### Material provided
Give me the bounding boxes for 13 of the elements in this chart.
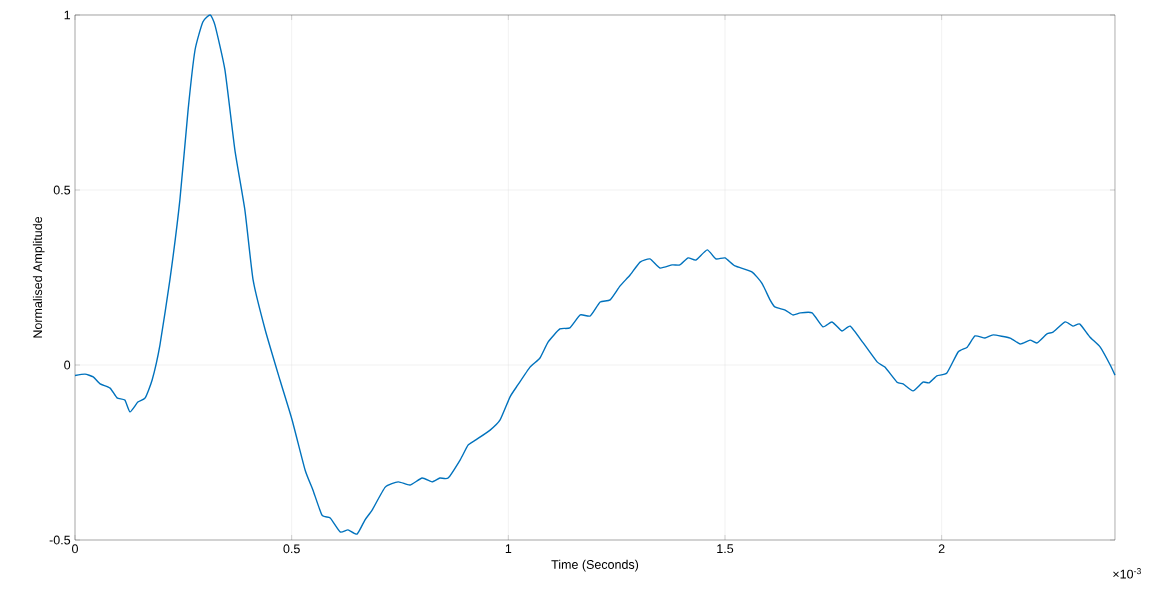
---
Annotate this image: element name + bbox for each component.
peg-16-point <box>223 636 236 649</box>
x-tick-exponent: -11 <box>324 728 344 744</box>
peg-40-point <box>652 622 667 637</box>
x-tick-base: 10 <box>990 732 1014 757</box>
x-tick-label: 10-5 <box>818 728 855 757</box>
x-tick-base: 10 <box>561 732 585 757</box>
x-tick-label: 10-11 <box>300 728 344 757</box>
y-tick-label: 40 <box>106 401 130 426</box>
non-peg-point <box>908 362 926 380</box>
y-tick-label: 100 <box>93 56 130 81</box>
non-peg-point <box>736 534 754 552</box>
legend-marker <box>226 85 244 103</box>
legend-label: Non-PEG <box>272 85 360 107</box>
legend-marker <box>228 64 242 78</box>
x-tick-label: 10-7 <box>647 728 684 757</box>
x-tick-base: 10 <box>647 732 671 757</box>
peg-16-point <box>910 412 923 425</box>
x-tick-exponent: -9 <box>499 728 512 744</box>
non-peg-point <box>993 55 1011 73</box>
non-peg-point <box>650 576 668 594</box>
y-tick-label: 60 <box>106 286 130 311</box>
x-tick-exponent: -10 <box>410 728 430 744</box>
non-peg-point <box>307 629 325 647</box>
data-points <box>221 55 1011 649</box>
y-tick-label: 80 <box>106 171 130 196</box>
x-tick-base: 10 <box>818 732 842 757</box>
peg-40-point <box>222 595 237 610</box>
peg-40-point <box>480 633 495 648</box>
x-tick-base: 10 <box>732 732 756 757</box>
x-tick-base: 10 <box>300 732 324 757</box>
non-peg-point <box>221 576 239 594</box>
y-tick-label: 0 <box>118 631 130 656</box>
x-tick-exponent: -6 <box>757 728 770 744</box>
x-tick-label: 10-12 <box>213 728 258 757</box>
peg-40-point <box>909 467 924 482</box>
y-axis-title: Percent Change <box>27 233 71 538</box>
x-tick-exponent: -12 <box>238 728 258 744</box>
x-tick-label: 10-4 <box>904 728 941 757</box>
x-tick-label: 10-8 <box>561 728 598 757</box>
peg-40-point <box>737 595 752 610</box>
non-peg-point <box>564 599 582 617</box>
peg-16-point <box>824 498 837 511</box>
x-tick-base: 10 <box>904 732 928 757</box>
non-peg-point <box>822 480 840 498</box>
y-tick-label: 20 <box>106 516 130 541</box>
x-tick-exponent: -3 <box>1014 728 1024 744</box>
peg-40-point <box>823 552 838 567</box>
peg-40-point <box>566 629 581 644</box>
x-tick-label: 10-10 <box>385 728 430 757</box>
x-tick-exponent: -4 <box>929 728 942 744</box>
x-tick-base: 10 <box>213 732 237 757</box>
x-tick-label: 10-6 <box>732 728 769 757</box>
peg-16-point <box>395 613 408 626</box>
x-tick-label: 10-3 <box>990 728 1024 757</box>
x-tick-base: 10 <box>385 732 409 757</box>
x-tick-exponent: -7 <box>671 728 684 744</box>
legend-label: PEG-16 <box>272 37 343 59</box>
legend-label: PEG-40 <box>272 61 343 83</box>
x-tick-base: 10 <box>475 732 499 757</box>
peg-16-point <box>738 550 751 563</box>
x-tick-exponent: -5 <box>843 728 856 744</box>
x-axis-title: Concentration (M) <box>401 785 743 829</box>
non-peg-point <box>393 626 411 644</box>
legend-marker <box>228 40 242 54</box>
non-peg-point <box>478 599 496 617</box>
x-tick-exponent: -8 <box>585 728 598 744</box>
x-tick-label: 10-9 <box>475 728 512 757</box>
---
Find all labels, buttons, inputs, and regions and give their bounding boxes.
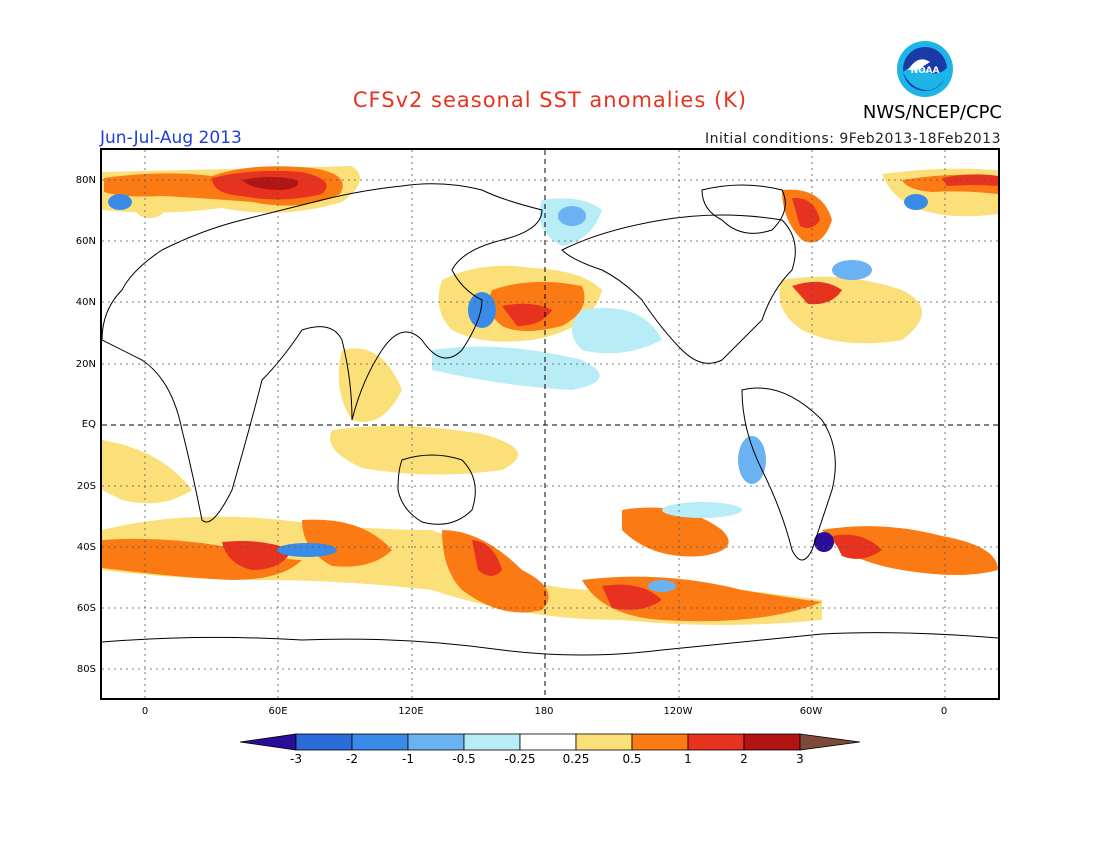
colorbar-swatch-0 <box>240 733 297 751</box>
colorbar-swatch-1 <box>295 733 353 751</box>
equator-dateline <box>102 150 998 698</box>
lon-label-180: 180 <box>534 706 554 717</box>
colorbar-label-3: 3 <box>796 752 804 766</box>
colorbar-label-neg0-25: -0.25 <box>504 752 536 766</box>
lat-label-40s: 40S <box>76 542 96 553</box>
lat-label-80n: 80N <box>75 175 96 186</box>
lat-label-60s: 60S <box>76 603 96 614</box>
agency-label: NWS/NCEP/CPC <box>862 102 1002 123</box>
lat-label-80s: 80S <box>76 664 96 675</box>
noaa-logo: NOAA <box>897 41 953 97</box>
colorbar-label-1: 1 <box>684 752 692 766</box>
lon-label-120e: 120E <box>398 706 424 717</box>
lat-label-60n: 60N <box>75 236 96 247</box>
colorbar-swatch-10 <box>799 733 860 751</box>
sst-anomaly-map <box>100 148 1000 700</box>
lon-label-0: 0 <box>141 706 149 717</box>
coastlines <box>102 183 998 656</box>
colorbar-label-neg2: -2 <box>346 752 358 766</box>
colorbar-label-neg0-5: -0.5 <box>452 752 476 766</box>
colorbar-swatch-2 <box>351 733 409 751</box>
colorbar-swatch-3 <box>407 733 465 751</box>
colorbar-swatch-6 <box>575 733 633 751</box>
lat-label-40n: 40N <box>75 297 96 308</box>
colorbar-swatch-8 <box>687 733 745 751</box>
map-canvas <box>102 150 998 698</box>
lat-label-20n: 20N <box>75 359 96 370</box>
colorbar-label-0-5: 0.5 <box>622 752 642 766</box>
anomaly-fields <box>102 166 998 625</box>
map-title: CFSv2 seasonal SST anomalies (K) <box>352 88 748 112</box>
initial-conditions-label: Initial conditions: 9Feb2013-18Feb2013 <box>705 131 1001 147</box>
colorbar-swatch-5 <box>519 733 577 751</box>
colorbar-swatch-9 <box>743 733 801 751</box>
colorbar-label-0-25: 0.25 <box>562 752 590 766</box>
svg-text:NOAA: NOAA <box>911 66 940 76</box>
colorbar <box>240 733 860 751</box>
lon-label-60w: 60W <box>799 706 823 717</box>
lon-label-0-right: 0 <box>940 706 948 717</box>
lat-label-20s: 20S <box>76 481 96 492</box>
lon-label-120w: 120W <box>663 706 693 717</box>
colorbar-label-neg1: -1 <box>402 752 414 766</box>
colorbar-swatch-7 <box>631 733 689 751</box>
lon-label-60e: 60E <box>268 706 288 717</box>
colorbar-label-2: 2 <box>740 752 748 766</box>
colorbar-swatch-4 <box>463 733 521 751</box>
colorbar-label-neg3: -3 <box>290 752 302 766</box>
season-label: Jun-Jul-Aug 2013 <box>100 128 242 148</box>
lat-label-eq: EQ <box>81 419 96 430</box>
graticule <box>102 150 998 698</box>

### Aim
Swap "coastlines" for "shorelines" in the records starting at the line with "Find all labels, buttons, inputs, and" and ending at the line with "colorbar-swatch-6 <box>575 733 633 751</box>", and repeat those lines with every other word unchanged. Leave out the pictures.

### The response
Find all labels, buttons, inputs, and regions and give their bounding boxes.
colorbar-swatch-0 <box>240 733 297 751</box>
colorbar-swatch-1 <box>295 733 353 751</box>
equator-dateline <box>102 150 998 698</box>
lon-label-180: 180 <box>534 706 554 717</box>
colorbar-label-3: 3 <box>796 752 804 766</box>
colorbar-label-neg0-25: -0.25 <box>504 752 536 766</box>
lat-label-40s: 40S <box>76 542 96 553</box>
lat-label-80n: 80N <box>75 175 96 186</box>
lat-label-60s: 60S <box>76 603 96 614</box>
agency-label: NWS/NCEP/CPC <box>862 102 1002 123</box>
lat-label-80s: 80S <box>76 664 96 675</box>
noaa-logo: NOAA <box>897 41 953 97</box>
colorbar-label-1: 1 <box>684 752 692 766</box>
lon-label-120e: 120E <box>398 706 424 717</box>
lat-label-60n: 60N <box>75 236 96 247</box>
colorbar-swatch-10 <box>799 733 860 751</box>
sst-anomaly-map <box>100 148 1000 700</box>
lon-label-0: 0 <box>141 706 149 717</box>
shorelines <box>102 183 998 656</box>
colorbar-label-neg2: -2 <box>346 752 358 766</box>
colorbar-label-neg0-5: -0.5 <box>452 752 476 766</box>
colorbar-swatch-2 <box>351 733 409 751</box>
colorbar-swatch-3 <box>407 733 465 751</box>
colorbar-swatch-6 <box>575 733 633 751</box>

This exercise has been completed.